→ Instructions to follow: Check each line for the string "name" and give only the count of lines that have it.

→ Records shown:
## Start

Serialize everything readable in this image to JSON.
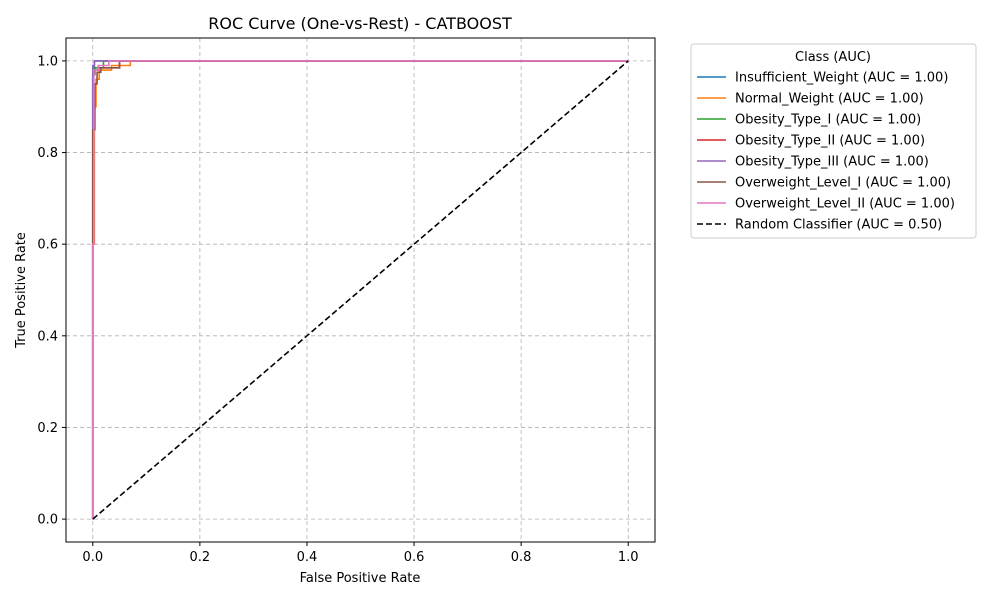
{
  "chart_data": {
    "type": "line",
    "title": "ROC Curve (One-vs-Rest) - CATBOOST",
    "xlabel": "False Positive Rate",
    "ylabel": "True Positive Rate",
    "xlim": [
      -0.05,
      1.05
    ],
    "ylim": [
      -0.05,
      1.05
    ],
    "xticks": [
      "0.0",
      "0.2",
      "0.4",
      "0.6",
      "0.8",
      "1.0"
    ],
    "yticks": [
      "0.0",
      "0.2",
      "0.4",
      "0.6",
      "0.8",
      "1.0"
    ],
    "grid": true,
    "legend_title": "Class (AUC)",
    "legend_position": "outside-right",
    "series": [
      {
        "name": "Insufficient_Weight (AUC = 1.00)",
        "color": "#1f77b4",
        "dashed": false,
        "x": [
          0,
          0,
          0.003,
          0.003,
          1
        ],
        "y": [
          0,
          0.97,
          0.97,
          1,
          1
        ]
      },
      {
        "name": "Normal_Weight (AUC = 1.00)",
        "color": "#ff7f0e",
        "dashed": false,
        "x": [
          0,
          0,
          0.003,
          0.003,
          0.006,
          0.006,
          0.012,
          0.012,
          0.035,
          0.035,
          0.07,
          0.07,
          1
        ],
        "y": [
          0,
          0.6,
          0.6,
          0.9,
          0.9,
          0.96,
          0.96,
          0.98,
          0.98,
          0.99,
          0.99,
          1,
          1
        ]
      },
      {
        "name": "Obesity_Type_I (AUC = 1.00)",
        "color": "#2ca02c",
        "dashed": false,
        "x": [
          0,
          0,
          0.004,
          0.004,
          0.02,
          0.02,
          1
        ],
        "y": [
          0,
          0.97,
          0.97,
          0.985,
          0.985,
          1,
          1
        ]
      },
      {
        "name": "Obesity_Type_II (AUC = 1.00)",
        "color": "#d62728",
        "dashed": false,
        "x": [
          0,
          0,
          0.002,
          0.002,
          0.01,
          0.01,
          0.05,
          0.05,
          1
        ],
        "y": [
          0,
          0.97,
          0.97,
          0.98,
          0.98,
          0.985,
          0.985,
          1,
          1
        ]
      },
      {
        "name": "Obesity_Type_III (AUC = 1.00)",
        "color": "#9467bd",
        "dashed": false,
        "x": [
          0,
          0,
          0.003,
          0.003,
          1
        ],
        "y": [
          0,
          0.99,
          0.99,
          1,
          1
        ]
      },
      {
        "name": "Overweight_Level_I (AUC = 1.00)",
        "color": "#8c564b",
        "dashed": false,
        "x": [
          0,
          0,
          0.004,
          0.004,
          0.008,
          0.008,
          0.015,
          0.015,
          0.05,
          0.05,
          1
        ],
        "y": [
          0,
          0.85,
          0.85,
          0.95,
          0.95,
          0.975,
          0.975,
          0.985,
          0.985,
          1,
          1
        ]
      },
      {
        "name": "Overweight_Level_II (AUC = 1.00)",
        "color": "#e377c2",
        "dashed": false,
        "x": [
          0,
          0,
          0.002,
          0.002,
          0.01,
          0.01,
          0.03,
          0.03,
          1
        ],
        "y": [
          0,
          0.6,
          0.6,
          0.98,
          0.98,
          0.99,
          0.99,
          1,
          1
        ]
      },
      {
        "name": "Random Classifier (AUC = 0.50)",
        "color": "#000000",
        "dashed": true,
        "x": [
          0,
          1
        ],
        "y": [
          0,
          1
        ]
      }
    ]
  }
}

## End

→ Solution: 8